----- Texte proposé -----
La Nation Bénin...

Journée internationale du personnel domestique et développement: Les non inscrits à l’école et suggestions de formation

Actualités
Candide Ahouansou Candide Ahouansou

La quatorzième édition de la journée internationale des travailleurs domestiques, célébrée le 16 juin écoulé, nous amène à la présente réflexion  portant politique éducationnelle  du gouvernement.  Cela  pour définir la  place que  pourrait y prendre la formation du personnel domestique.

Par   Ambassadeur Candide AHOUANSOU, le 24 juin 2025 à 16h04 Durée 3 min.
#Développement #Journée internationale du personnel domestique

Sauf déficit de documentation  de notre part, tous les régimes qui  se sont succédé  ont fait feu de tout bois pour promouvoir l’éducation des citoyens aptes à recevoir un enseignement classique susceptible de  les conduire à  contribuer au développement de notre pays. Et il sied de reconnaître  qu’ils ont réussi,  le taux d’analphabétisation ayant régressé de façon soutenue. Le problème, c’est que l’on ne peut envisager le développement d’un pays avec les  seuls cadres potentiels. Notre réflexion vise à faire toucher du  doigt  cette réalité. Nous commencerons par évoquer ce qui a été fait pour étendre l’éducation classique au plus grand nombre d’apprenants puis nous ferons cas de ses  discriminations avec pour point de mire le développement du pays.
----- Données extraites -----
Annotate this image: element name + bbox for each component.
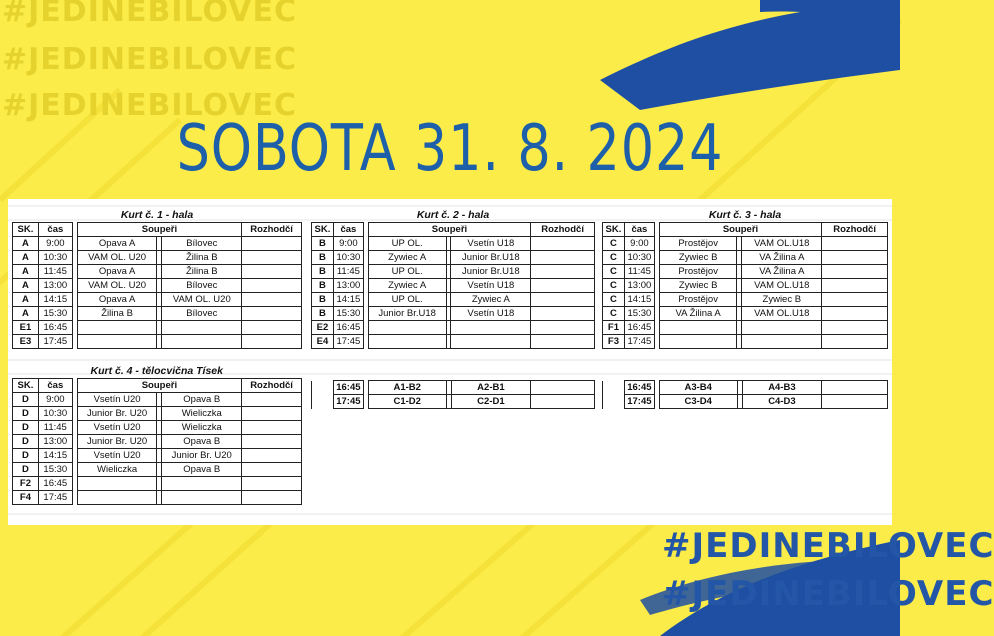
blue-brush-top-right — [600, 0, 900, 110]
table-row: B 13:00 Zywiec A Vsetín U18 — [312, 279, 595, 293]
table-row: F3 17:45 — [603, 335, 888, 349]
table-row: C 14:15 Prostějov Zywiec B — [603, 293, 888, 307]
hashtag-watermark: #JEDINEBILOVEC — [2, 88, 297, 123]
header-time: čas — [624, 223, 654, 237]
header-referees: Rozhodčí — [242, 379, 302, 393]
table-row: 17:45 C3-D4 C4-D3 — [603, 395, 888, 409]
table-row: D 11:45 Vsetín U20 Wieliczka — [13, 421, 302, 435]
court-2-table — [311, 208, 595, 349]
table-row: 16:45 A1-B2 A2-B1 — [312, 381, 595, 395]
table-row: B 15:30 Junior Br.U18 Vsetín U18 — [312, 307, 595, 321]
court-caption: Kurt č. 4 - tělocvična Tísek — [90, 365, 223, 377]
table-row: E3 17:45 — [13, 335, 302, 349]
table-row: B 9:00 UP OL. Vsetín U18 — [312, 237, 595, 251]
table-row: 17:45 C1-D2 C2-D1 — [312, 395, 595, 409]
court-caption: Kurt č. 2 - hala — [416, 209, 490, 221]
table-row: A 15:30 Žilina B Bílovec — [13, 307, 302, 321]
table-row: F2 16:45 — [13, 477, 302, 491]
table-row: F4 17:45 — [13, 491, 302, 505]
header-sk: SK. — [13, 223, 39, 237]
hashtag-watermark: #JEDINEBILOVEC — [662, 574, 994, 614]
table-row: C 13:00 Zywiec B VAM OL.U18 — [603, 279, 888, 293]
court-3-table — [602, 208, 888, 349]
court-caption: Kurt č. 1 - hala — [120, 209, 194, 221]
table-row: F1 16:45 — [603, 321, 888, 335]
table-row: 16:45 A3-B4 A4-B3 — [603, 381, 888, 395]
table-row: D 15:30 Wieliczka Opava B — [13, 463, 302, 477]
header-sk: SK. — [603, 223, 625, 237]
header-opponents: Soupeři — [77, 379, 241, 393]
header-opponents: Soupeři — [368, 223, 530, 237]
header-time: čas — [333, 223, 363, 237]
header-time: čas — [38, 223, 72, 237]
table-row: C 10:30 Zywiec B VA Žilina A — [603, 251, 888, 265]
court-1-table — [12, 208, 302, 349]
table-row: B 10:30 Zywiec A Junior Br.U18 — [312, 251, 595, 265]
header-time: čas — [38, 379, 72, 393]
table-row: D 13:00 Junior Br. U20 Opava B — [13, 435, 302, 449]
table-row: A 10:30 VAM OL. U20 Žilina B — [13, 251, 302, 265]
court-caption: Kurt č. 3 - hala — [708, 209, 782, 221]
table-row: A 9:00 Opava A Bílovec — [13, 237, 302, 251]
table-row: C 11:45 Prostějov VA Žilina A — [603, 265, 888, 279]
table-row: B 14:15 UP OL. Zywiec A — [312, 293, 595, 307]
schedule-sheet — [8, 199, 892, 525]
header-referees: Rozhodčí — [242, 223, 302, 237]
hashtag-watermark: #JEDINEBILOVEC — [662, 526, 994, 566]
header-sk: SK. — [13, 379, 39, 393]
page-title: SOBOTA 31. 8. 2024 — [176, 112, 724, 186]
table-row: C 15:30 VA Žilina A VAM OL.U18 — [603, 307, 888, 321]
table-row: E2 16:45 — [312, 321, 595, 335]
header-opponents: Soupeři — [77, 223, 241, 237]
hashtag-watermark: #JEDINEBILOVEC — [2, 0, 297, 29]
header-referees: Rozhodčí — [822, 223, 888, 237]
hashtag-watermark: #JEDINEBILOVEC — [2, 42, 297, 77]
table-row: D 14:15 Vsetín U20 Junior Br. U20 — [13, 449, 302, 463]
table-row: E4 17:45 — [312, 335, 595, 349]
playoff-table-2 — [602, 380, 888, 409]
playoff-table-1 — [311, 380, 595, 409]
table-row: D 10:30 Junior Br. U20 Wieliczka — [13, 407, 302, 421]
court-4-table — [12, 364, 302, 505]
header-sk: SK. — [312, 223, 334, 237]
table-row: C 9:00 Prostějov VAM OL.U18 — [603, 237, 888, 251]
table-row: A 11:45 Opava A Žilina B — [13, 265, 302, 279]
table-row: B 11:45 UP OL. Junior Br.U18 — [312, 265, 595, 279]
table-row: E1 16:45 — [13, 321, 302, 335]
header-opponents: Soupeři — [659, 223, 821, 237]
table-row: A 13:00 VAM OL. U20 Bílovec — [13, 279, 302, 293]
table-row: D 9:00 Vsetín U20 Opava B — [13, 393, 302, 407]
table-row: A 14:15 Opava A VAM OL. U20 — [13, 293, 302, 307]
header-referees: Rozhodčí — [531, 223, 595, 237]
-----
_Consignes de l'exercice_
Recopiez le passage de l'article sur le personnel domestique en partant de « La quatorzième édition » et en continuant jusqu'à « Durée 3 min. » inclus.

_Solution du problème_
La quatorzième édition de la journée internationale des travailleurs domestiques, célébrée le 16 juin écoulé, nous amène à la présente réflexion  portant politique éducationnelle  du gouvernement.  Cela  pour définir la  place que  pourrait y prendre la formation du personnel domestique.

Par   Ambassadeur Candide AHOUANSOU, le 24 juin 2025 à 16h04 Durée 3 min.